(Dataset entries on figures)
□ □ □ □ □

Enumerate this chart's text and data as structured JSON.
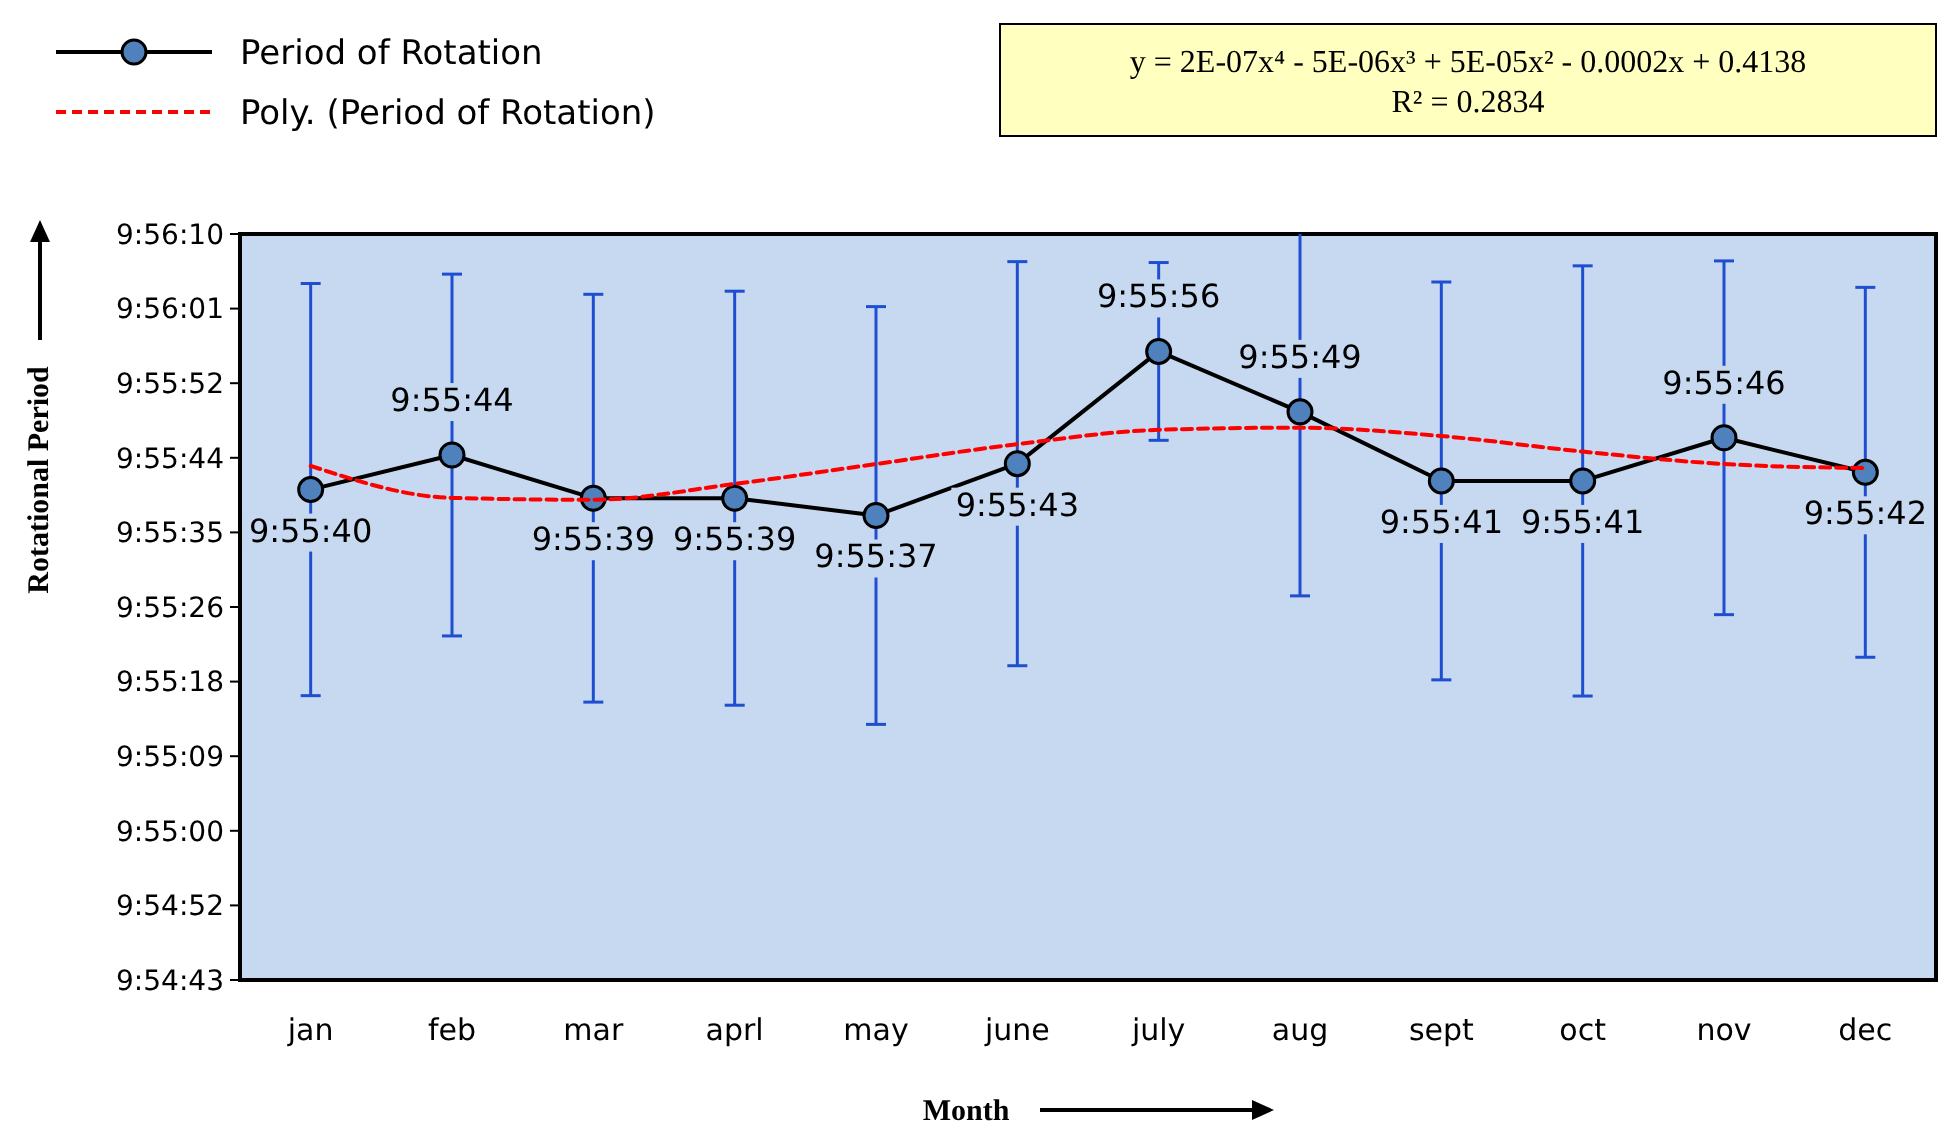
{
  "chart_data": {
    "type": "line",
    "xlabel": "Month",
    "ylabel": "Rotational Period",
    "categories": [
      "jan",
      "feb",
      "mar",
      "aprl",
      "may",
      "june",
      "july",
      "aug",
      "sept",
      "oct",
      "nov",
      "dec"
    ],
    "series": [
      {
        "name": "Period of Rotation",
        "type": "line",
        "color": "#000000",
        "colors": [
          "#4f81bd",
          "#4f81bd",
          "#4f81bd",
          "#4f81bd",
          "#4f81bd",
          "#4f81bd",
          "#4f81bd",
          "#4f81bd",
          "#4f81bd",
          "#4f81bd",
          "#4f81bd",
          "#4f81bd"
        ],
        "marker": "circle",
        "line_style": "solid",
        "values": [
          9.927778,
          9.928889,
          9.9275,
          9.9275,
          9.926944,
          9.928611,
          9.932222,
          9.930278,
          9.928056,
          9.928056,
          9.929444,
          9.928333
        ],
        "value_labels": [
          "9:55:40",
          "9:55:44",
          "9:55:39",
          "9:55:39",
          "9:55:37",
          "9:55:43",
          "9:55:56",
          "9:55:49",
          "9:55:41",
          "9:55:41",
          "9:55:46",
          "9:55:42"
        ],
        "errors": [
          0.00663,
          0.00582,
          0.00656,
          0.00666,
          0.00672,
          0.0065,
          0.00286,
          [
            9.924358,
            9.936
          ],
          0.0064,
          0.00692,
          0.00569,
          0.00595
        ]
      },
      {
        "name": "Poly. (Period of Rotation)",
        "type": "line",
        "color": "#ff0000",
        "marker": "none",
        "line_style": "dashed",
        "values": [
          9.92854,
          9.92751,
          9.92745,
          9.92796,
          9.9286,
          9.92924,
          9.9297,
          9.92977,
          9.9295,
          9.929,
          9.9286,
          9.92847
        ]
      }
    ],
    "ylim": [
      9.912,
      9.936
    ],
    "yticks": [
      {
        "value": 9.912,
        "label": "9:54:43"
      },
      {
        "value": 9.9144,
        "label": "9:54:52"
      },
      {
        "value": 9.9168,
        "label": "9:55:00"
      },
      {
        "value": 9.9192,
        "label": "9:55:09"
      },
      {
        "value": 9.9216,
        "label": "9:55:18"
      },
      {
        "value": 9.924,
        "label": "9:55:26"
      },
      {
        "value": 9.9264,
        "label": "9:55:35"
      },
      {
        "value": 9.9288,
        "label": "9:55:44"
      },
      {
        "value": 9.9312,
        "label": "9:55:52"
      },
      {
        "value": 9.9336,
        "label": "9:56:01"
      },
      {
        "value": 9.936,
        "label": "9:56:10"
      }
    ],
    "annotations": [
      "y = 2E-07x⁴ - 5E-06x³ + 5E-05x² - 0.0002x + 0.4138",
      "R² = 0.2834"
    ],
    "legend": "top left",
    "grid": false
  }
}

□ □ □ □ □

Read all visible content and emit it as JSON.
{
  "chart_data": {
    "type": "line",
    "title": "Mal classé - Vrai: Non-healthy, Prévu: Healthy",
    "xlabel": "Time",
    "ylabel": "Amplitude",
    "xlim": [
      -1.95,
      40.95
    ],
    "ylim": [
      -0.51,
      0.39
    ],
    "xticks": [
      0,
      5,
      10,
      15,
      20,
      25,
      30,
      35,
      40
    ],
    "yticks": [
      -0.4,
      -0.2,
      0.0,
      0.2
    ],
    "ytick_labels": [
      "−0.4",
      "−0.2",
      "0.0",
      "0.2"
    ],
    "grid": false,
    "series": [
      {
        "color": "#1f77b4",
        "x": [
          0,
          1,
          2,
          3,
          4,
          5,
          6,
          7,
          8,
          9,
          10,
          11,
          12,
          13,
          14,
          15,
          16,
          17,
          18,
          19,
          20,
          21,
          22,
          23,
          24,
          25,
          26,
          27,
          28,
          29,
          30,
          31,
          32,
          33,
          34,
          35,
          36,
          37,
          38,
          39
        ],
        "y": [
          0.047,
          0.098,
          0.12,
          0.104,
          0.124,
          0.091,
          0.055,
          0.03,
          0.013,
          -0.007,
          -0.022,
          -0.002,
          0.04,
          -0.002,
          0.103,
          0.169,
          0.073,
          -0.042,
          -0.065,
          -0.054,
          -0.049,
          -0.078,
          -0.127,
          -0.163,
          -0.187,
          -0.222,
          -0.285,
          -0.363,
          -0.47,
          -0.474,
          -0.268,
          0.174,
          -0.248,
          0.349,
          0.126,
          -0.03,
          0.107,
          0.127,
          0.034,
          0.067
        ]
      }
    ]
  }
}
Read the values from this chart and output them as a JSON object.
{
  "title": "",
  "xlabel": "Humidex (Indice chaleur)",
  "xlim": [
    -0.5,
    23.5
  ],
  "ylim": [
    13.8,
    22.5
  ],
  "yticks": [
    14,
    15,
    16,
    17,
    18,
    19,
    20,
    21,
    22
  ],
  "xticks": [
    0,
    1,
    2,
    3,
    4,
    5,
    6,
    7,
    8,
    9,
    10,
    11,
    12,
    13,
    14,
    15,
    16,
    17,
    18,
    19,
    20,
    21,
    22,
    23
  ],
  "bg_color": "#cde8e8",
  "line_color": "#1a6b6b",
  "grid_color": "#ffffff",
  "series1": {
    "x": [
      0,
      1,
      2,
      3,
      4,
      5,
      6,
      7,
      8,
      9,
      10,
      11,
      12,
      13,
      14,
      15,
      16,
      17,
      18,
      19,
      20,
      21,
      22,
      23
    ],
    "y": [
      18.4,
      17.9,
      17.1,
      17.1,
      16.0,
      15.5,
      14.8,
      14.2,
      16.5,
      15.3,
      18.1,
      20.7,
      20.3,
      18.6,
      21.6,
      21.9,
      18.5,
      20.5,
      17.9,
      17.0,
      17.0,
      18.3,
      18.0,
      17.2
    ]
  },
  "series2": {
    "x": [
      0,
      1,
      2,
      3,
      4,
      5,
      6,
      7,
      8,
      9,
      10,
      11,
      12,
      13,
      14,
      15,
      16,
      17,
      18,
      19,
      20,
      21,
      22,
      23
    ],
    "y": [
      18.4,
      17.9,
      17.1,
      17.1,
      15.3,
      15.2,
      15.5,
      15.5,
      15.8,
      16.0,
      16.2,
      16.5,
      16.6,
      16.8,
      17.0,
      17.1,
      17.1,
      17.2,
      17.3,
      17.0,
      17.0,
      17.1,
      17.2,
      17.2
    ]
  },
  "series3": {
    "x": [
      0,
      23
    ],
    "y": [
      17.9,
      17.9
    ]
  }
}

□ □ □ □ □

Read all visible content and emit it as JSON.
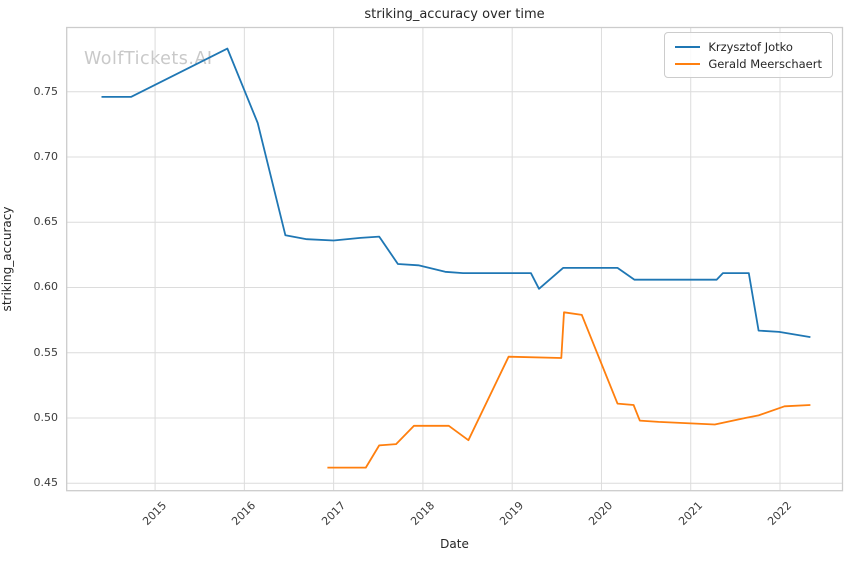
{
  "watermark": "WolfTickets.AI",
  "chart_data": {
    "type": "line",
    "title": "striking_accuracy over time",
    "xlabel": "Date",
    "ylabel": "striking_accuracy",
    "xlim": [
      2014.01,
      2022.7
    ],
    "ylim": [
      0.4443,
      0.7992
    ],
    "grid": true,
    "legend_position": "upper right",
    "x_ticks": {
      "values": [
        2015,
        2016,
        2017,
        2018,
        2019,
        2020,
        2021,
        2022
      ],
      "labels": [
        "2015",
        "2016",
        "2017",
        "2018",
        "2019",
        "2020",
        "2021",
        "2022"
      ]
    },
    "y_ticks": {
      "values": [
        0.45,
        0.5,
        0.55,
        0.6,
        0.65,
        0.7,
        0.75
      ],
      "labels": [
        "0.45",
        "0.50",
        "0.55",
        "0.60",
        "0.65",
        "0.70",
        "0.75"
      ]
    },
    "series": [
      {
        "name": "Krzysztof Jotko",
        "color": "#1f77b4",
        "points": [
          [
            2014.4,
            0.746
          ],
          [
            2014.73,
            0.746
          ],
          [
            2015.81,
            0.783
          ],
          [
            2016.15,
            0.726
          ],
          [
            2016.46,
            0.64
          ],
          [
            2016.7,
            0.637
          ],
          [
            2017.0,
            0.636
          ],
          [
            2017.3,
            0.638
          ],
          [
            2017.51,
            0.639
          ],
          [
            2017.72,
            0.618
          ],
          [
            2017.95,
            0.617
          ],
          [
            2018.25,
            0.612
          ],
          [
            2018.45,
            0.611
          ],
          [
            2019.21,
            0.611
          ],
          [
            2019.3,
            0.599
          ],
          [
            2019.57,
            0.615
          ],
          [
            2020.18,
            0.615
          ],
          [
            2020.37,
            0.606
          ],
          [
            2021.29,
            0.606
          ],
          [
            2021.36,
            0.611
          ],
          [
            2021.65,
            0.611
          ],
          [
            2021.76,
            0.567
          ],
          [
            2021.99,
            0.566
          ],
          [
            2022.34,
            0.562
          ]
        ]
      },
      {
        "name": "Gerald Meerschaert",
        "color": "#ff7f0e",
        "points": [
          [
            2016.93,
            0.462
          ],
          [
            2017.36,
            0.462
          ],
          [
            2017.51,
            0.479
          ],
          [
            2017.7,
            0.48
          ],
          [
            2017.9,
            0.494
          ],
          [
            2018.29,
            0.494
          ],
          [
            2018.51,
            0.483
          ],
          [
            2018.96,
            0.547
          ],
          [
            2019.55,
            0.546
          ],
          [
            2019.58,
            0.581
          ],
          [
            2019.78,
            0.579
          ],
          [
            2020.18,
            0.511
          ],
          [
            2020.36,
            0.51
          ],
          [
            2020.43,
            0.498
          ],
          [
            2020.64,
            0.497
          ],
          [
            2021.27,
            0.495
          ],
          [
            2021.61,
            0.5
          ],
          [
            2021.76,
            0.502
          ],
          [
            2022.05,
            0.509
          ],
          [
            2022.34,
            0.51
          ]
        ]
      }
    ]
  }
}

□ □ □ □ □

**Description of the task**
Count every line in the entries above where the word "ylabel" appears; respond with the number alone.

**The output**
3